** START **

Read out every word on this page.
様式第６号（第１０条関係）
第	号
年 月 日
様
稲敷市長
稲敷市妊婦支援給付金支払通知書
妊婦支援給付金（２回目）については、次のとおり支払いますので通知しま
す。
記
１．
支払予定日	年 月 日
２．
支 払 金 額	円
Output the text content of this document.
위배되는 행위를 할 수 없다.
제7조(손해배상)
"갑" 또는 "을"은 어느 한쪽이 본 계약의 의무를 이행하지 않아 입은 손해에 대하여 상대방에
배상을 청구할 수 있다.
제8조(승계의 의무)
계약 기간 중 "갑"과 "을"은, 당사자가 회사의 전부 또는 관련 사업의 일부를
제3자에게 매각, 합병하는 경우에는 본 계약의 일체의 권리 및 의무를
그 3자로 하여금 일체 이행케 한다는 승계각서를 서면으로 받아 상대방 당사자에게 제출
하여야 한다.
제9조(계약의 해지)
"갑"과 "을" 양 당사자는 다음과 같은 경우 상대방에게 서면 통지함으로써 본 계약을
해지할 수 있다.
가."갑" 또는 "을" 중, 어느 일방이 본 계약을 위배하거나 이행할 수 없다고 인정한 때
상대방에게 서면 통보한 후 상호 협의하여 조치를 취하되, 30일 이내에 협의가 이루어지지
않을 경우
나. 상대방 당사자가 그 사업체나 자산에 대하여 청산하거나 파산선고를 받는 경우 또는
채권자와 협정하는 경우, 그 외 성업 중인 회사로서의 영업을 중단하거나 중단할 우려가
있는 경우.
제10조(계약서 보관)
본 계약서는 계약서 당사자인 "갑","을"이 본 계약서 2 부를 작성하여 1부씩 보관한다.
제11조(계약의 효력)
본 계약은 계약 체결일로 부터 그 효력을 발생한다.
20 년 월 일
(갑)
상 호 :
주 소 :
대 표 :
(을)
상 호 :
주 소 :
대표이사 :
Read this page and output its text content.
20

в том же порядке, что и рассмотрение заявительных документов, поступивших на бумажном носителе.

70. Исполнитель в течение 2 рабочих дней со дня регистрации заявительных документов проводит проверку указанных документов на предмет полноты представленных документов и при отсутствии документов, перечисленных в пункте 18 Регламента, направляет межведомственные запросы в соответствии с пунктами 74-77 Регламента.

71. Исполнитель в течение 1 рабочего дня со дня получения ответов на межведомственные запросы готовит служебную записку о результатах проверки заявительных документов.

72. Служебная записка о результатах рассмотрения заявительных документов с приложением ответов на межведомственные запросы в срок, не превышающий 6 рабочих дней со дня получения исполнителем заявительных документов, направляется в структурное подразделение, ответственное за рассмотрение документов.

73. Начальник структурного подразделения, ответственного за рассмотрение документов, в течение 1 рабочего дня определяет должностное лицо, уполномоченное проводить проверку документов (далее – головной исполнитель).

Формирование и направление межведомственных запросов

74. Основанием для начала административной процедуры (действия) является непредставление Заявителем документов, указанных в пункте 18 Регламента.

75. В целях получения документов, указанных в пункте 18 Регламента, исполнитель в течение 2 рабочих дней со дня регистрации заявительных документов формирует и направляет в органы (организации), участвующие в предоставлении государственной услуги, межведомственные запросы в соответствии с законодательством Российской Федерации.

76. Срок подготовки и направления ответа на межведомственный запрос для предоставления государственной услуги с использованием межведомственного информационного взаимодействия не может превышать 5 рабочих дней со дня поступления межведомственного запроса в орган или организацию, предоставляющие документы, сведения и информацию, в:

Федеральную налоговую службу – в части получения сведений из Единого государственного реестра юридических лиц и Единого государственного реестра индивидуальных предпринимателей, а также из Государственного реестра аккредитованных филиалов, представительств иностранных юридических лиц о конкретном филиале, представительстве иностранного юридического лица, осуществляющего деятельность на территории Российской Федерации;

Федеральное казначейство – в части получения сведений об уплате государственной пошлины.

** END **

Task prompt:
Set out the complete listing exactly as shown.

Final result:
Read out every word on this page.
様式第６号（第１０条関係）
第	号
年 月 日
様
稲敷市長
稲敷市妊婦支援給付金支払通知書
妊婦支援給付金（２回目）については、次のとおり支払いますので通知しま
す。
記
１．
支払予定日	年 月 日
２．
支 払 金 額	円
Output the text content of this document.
위배되는 행위를 할 수 없다.
제7조(손해배상)
"갑" 또는 "을"은 어느 한쪽이 본 계약의 의무를 이행하지 않아 입은 손해에 대하여 상대방에
배상을 청구할 수 있다.
제8조(승계의 의무)
계약 기간 중 "갑"과 "을"은, 당사자가 회사의 전부 또는 관련 사업의 일부를
제3자에게 매각, 합병하는 경우에는 본 계약의 일체의 권리 및 의무를
그 3자로 하여금 일체 이행케 한다는 승계각서를 서면으로 받아 상대방 당사자에게 제출
하여야 한다.
제9조(계약의 해지)
"갑"과 "을" 양 당사자는 다음과 같은 경우 상대방에게 서면 통지함으로써 본 계약을
해지할 수 있다.
가."갑" 또는 "을" 중, 어느 일방이 본 계약을 위배하거나 이행할 수 없다고 인정한 때
상대방에게 서면 통보한 후 상호 협의하여 조치를 취하되, 30일 이내에 협의가 이루어지지
않을 경우
나. 상대방 당사자가 그 사업체나 자산에 대하여 청산하거나 파산선고를 받는 경우 또는
채권자와 협정하는 경우, 그 외 성업 중인 회사로서의 영업을 중단하거나 중단할 우려가
있는 경우.
제10조(계약서 보관)
본 계약서는 계약서 당사자인 "갑","을"이 본 계약서 2 부를 작성하여 1부씩 보관한다.
제11조(계약의 효력)
본 계약은 계약 체결일로 부터 그 효력을 발생한다.
20 년 월 일
(갑)
상 호 :
주 소 :
대 표 :
(을)
상 호 :
주 소 :
대표이사 :
Read this page and output its text content.
20

в том же порядке, что и рассмотрение заявительных документов, поступивших на бумажном носителе.

70. Исполнитель в течение 2 рабочих дней со дня регистрации заявительных документов проводит проверку указанных документов на предмет полноты представленных документов и при отсутствии документов, перечисленных в пункте 18 Регламента, направляет межведомственные запросы в соответствии с пунктами 74-77 Регламента.

71. Исполнитель в течение 1 рабочего дня со дня получения ответов на межведомственные запросы готовит служебную записку о результатах проверки заявительных документов.

72. Служебная записка о результатах рассмотрения заявительных документов с приложением ответов на межведомственные запросы в срок, не превышающий 6 рабочих дней со дня получения исполнителем заявительных документов, направляется в структурное подразделение, ответственное за рассмотрение документов.

73. Начальник структурного подразделения, ответственного за рассмотрение документов, в течение 1 рабочего дня определяет должностное лицо, уполномоченное проводить проверку документов (далее – головной исполнитель).

Формирование и направление межведомственных запросов

74. Основанием для начала административной процедуры (действия) является непредставление Заявителем документов, указанных в пункте 18 Регламента.

75. В целях получения документов, указанных в пункте 18 Регламента, исполнитель в течение 2 рабочих дней со дня регистрации заявительных документов формирует и направляет в органы (организации), участвующие в предоставлении государственной услуги, межведомственные запросы в соответствии с законодательством Российской Федерации.

76. Срок подготовки и направления ответа на межведомственный запрос для предоставления государственной услуги с использованием межведомственного информационного взаимодействия не может превышать 5 рабочих дней со дня поступления межведомственного запроса в орган или организацию, предоставляющие документы, сведения и информацию, в:

Федеральную налоговую службу – в части получения сведений из Единого государственного реестра юридических лиц и Единого государственного реестра индивидуальных предпринимателей, а также из Государственного реестра аккредитованных филиалов, представительств иностранных юридических лиц о конкретном филиале, представительстве иностранного юридического лица, осуществляющего деятельность на территории Российской Федерации;

Федеральное казначейство – в части получения сведений об уплате государственной пошлины.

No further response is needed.